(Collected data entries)
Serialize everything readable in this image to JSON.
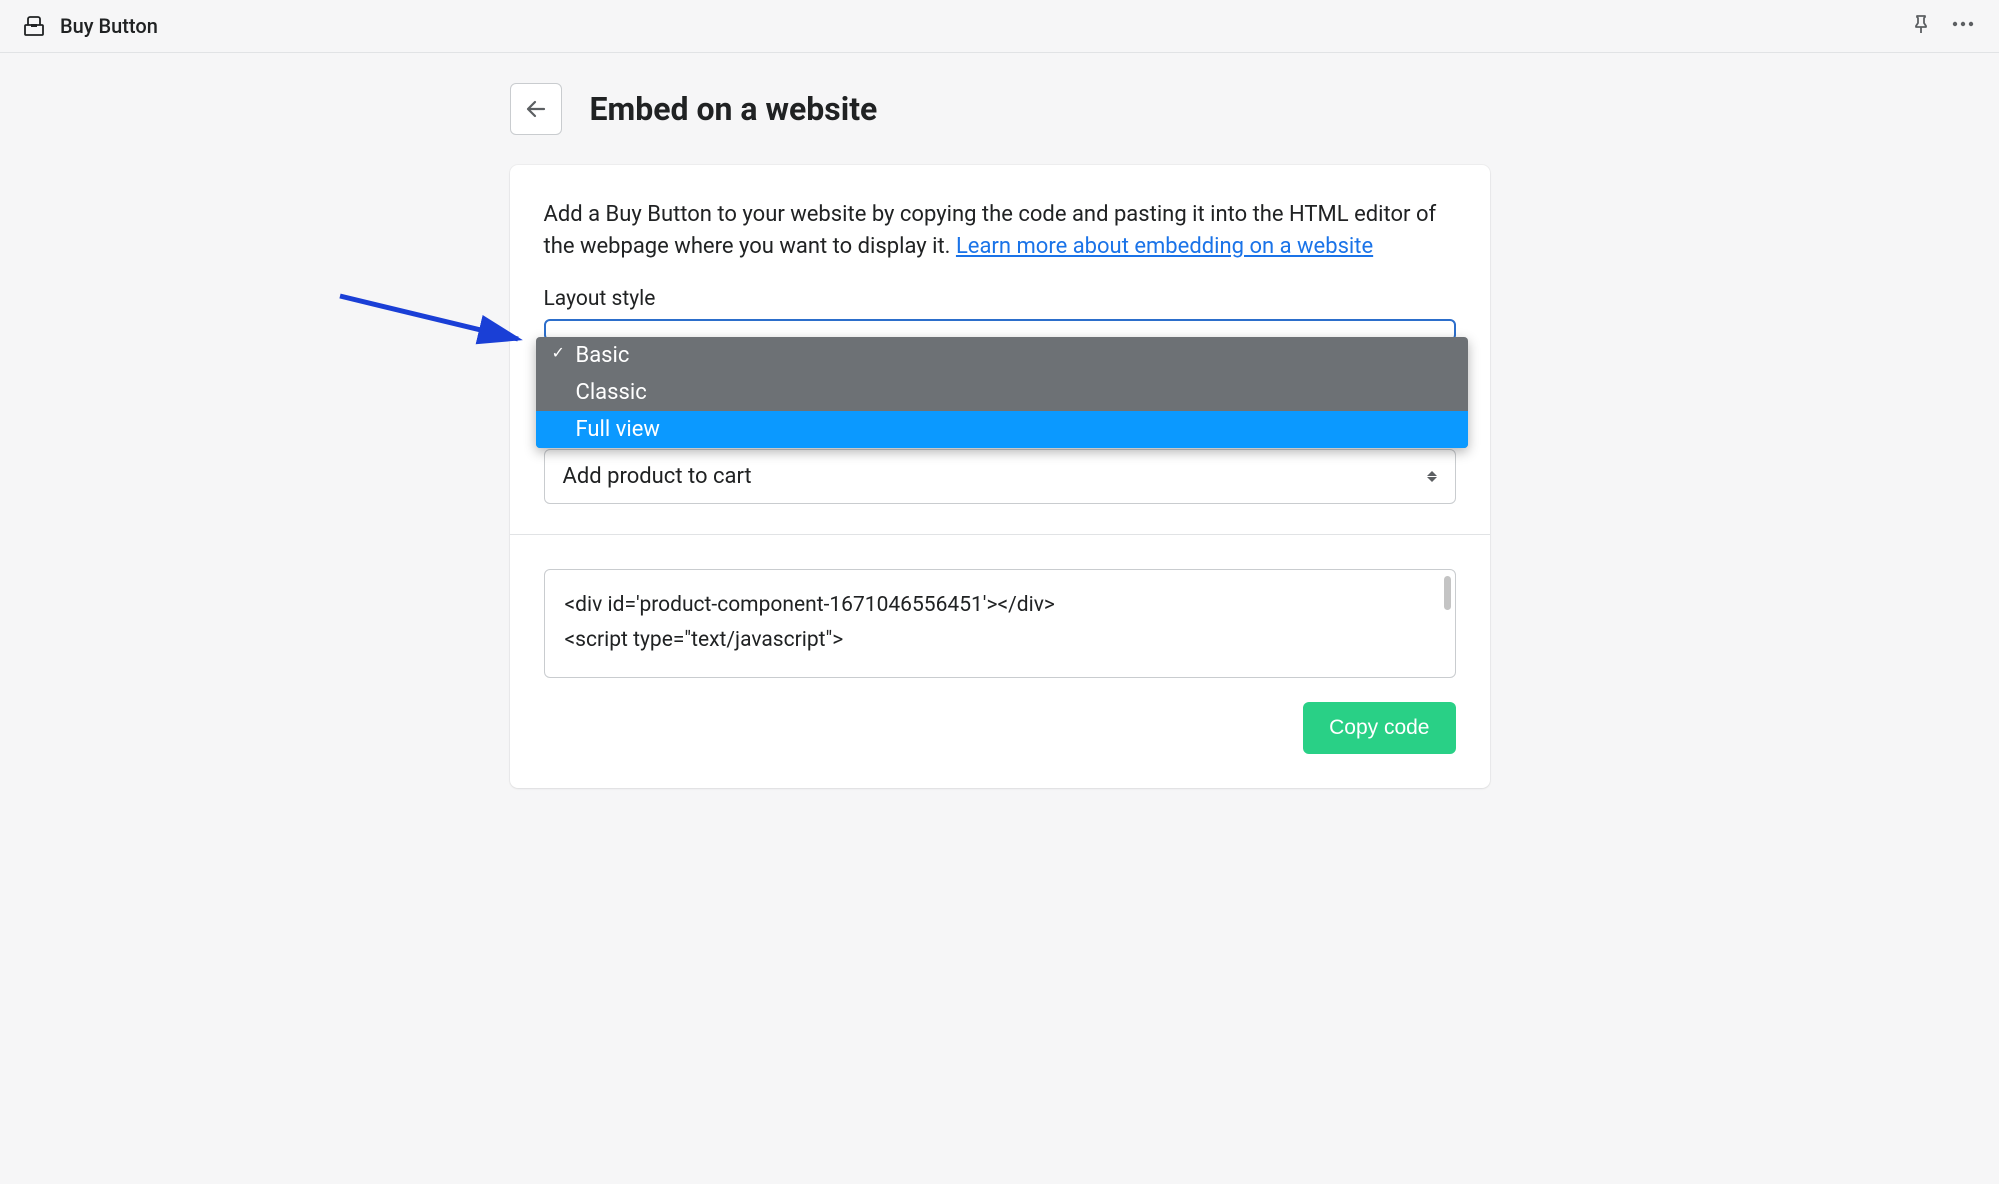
{
  "topbar": {
    "app_title": "Buy Button"
  },
  "page": {
    "title": "Embed on a website",
    "intro_text": "Add a Buy Button to your website by copying the code and pasting it into the HTML editor of the webpage where you want to display it. ",
    "intro_link": "Learn more about embedding on a website"
  },
  "layout_style": {
    "label": "Layout style",
    "options": [
      "Basic",
      "Classic",
      "Full view"
    ],
    "selected": "Basic",
    "highlighted": "Full view"
  },
  "action_select": {
    "value": "Add product to cart"
  },
  "code": {
    "line1": "<div id='product-component-1671046556451'></div>",
    "line2": "<script type=\"text/javascript\">"
  },
  "copy_button": {
    "label": "Copy code"
  }
}
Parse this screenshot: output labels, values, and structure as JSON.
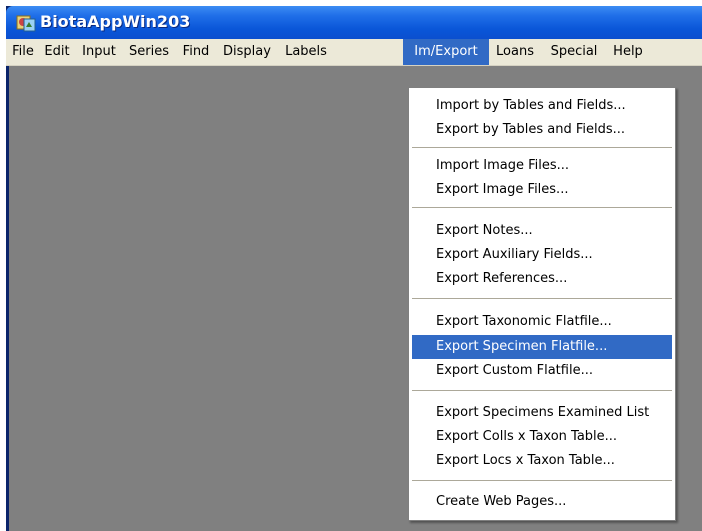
{
  "window": {
    "title": "BiotaAppWin203"
  },
  "menubar": {
    "items": [
      {
        "label": "File"
      },
      {
        "label": "Edit"
      },
      {
        "label": "Input"
      },
      {
        "label": "Series"
      },
      {
        "label": "Find"
      },
      {
        "label": "Display"
      },
      {
        "label": "Labels"
      },
      {
        "label": "Im/Export",
        "active": true
      },
      {
        "label": "Loans"
      },
      {
        "label": "Special"
      },
      {
        "label": "Help"
      }
    ]
  },
  "dropdown": {
    "groups": [
      [
        "Import by Tables and Fields...",
        "Export by Tables and Fields..."
      ],
      [
        "Import Image Files...",
        "Export Image Files..."
      ],
      [
        "Export Notes...",
        "Export Auxiliary Fields...",
        "Export References..."
      ],
      [
        "Export Taxonomic Flatfile...",
        "Export Specimen Flatfile...",
        "Export Custom Flatfile..."
      ],
      [
        "Export Specimens Examined List",
        "Export Colls x Taxon Table...",
        "Export Locs x Taxon Table..."
      ],
      [
        "Create Web Pages..."
      ]
    ],
    "highlighted": "Export Specimen Flatfile..."
  },
  "colors": {
    "title_bar": "#0a56d8",
    "menu_bar": "#ece9d8",
    "highlight": "#316ac5",
    "client_area": "#808080"
  },
  "icons": {
    "app": "app-icon"
  }
}
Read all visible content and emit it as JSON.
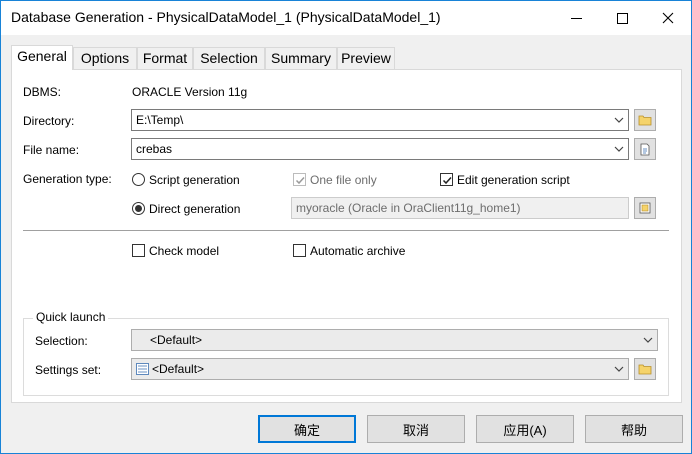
{
  "window": {
    "title": "Database Generation - PhysicalDataModel_1 (PhysicalDataModel_1)"
  },
  "tabs": [
    {
      "label": "General",
      "active": true
    },
    {
      "label": "Options",
      "active": false
    },
    {
      "label": "Format",
      "active": false
    },
    {
      "label": "Selection",
      "active": false
    },
    {
      "label": "Summary",
      "active": false
    },
    {
      "label": "Preview",
      "active": false
    }
  ],
  "general": {
    "dbms_label": "DBMS:",
    "dbms_value": "ORACLE Version 11g",
    "directory_label": "Directory:",
    "directory_value": "E:\\Temp\\",
    "filename_label": "File name:",
    "filename_value": "crebas",
    "gentype_label": "Generation type:",
    "script_generation": "Script generation",
    "direct_generation": "Direct generation",
    "one_file_only": "One file only",
    "edit_script": "Edit generation script",
    "datasource_value": "myoracle (Oracle in OraClient11g_home1)",
    "check_model": "Check model",
    "automatic_archive": "Automatic archive"
  },
  "state": {
    "generation_type": "Direct generation",
    "one_file_only_checked": true,
    "one_file_only_enabled": false,
    "edit_script_checked": true,
    "check_model_checked": false,
    "automatic_archive_checked": false
  },
  "quick_launch": {
    "title": "Quick launch",
    "selection_label": "Selection:",
    "selection_value": "<Default>",
    "settings_label": "Settings set:",
    "settings_value": "<Default>"
  },
  "buttons": {
    "ok": "确定",
    "cancel": "取消",
    "apply": "应用(A)",
    "help": "帮助"
  },
  "icons": {
    "folder": "folder-icon",
    "file": "file-icon",
    "datasource": "datasource-icon",
    "settings": "settings-set-icon"
  },
  "colors": {
    "accent": "#0078d7",
    "window_border": "#1883d7"
  }
}
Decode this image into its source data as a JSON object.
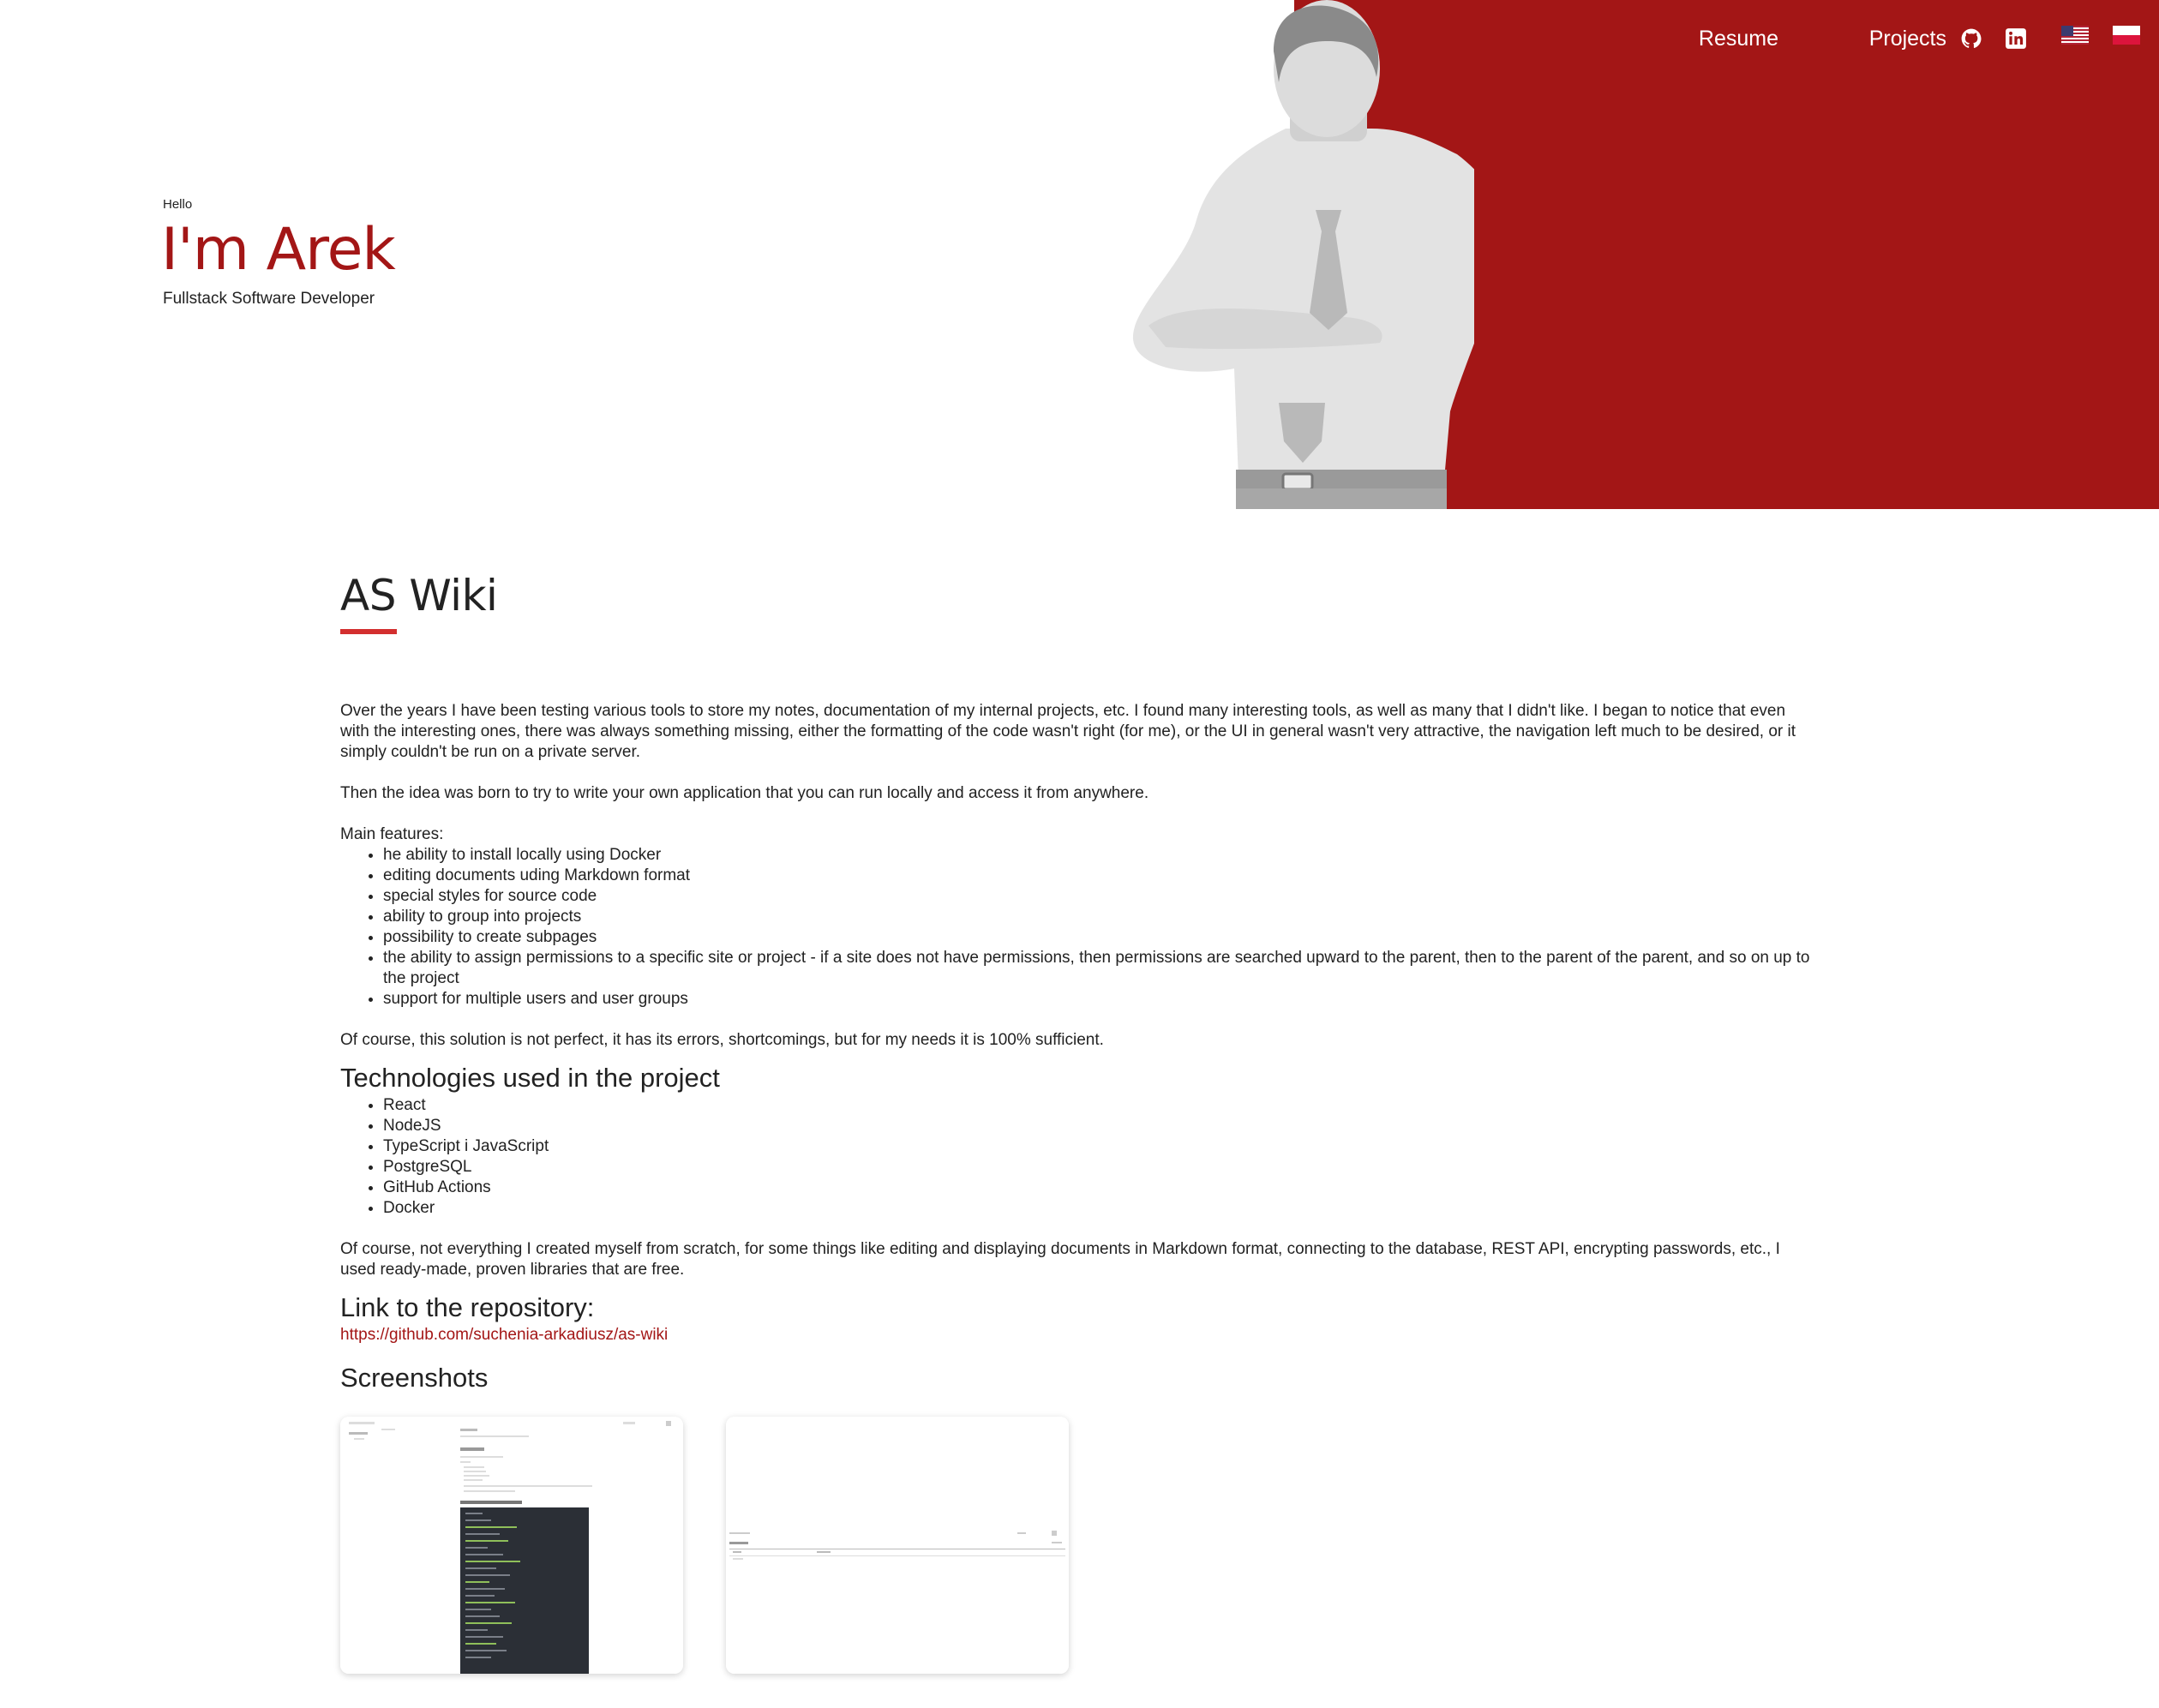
{
  "nav": {
    "resume": "Resume",
    "projects": "Projects",
    "github_icon": "github-icon",
    "linkedin_icon": "linkedin-icon",
    "lang_en_icon": "us-flag-icon",
    "lang_pl_icon": "pl-flag-icon"
  },
  "hero": {
    "greeting": "Hello",
    "name": "I'm Arek",
    "role": "Fullstack Software Developer",
    "accent_color": "#a31616"
  },
  "project": {
    "title": "AS Wiki",
    "intro_1": "Over the years I have been testing various tools to store my notes, documentation of my internal projects, etc. I found many interesting tools, as well as many that I didn't like. I began to notice that even with the interesting ones, there was always something missing, either the formatting of the code wasn't right (for me), or the UI in general wasn't very attractive, the navigation left much to be desired, or it simply couldn't be run on a private server.",
    "intro_2": "Then the idea was born to try to write your own application that you can run locally and access it from anywhere.",
    "features_label": "Main features:",
    "features": [
      "he ability to install locally using Docker",
      "editing documents uding Markdown format",
      "special styles for source code",
      "ability to group into projects",
      "possibility to create subpages",
      "the ability to assign permissions to a specific site or project - if a site does not have permissions, then permissions are searched upward to the parent, then to the parent of the parent, and so on up to the project",
      "support for multiple users and user groups"
    ],
    "conclusion": "Of course, this solution is not perfect, it has its errors, shortcomings, but for my needs it is 100% sufficient.",
    "tech_heading": "Technologies used in the project",
    "technologies": [
      "React",
      "NodeJS",
      "TypeScript i JavaScript",
      "PostgreSQL",
      "GitHub Actions",
      "Docker"
    ],
    "libraries_note": "Of course, not everything I created myself from scratch, for some things like editing and displaying documents in Markdown format, connecting to the database, REST API, encrypting passwords, etc., I used ready-made, proven libraries that are free.",
    "repo_heading": "Link to the repository:",
    "repo_url": "https://github.com/suchenia-arkadiusz/as-wiki",
    "screenshots_heading": "Screenshots"
  },
  "screenshots": [
    {
      "name": "screenshot-document-view"
    },
    {
      "name": "screenshot-projects-list"
    }
  ]
}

| Exercise directions |
Return all lines containing "Import".

| Full answer |
        "Import by Tables and Fields...",
        "Import Image Files...",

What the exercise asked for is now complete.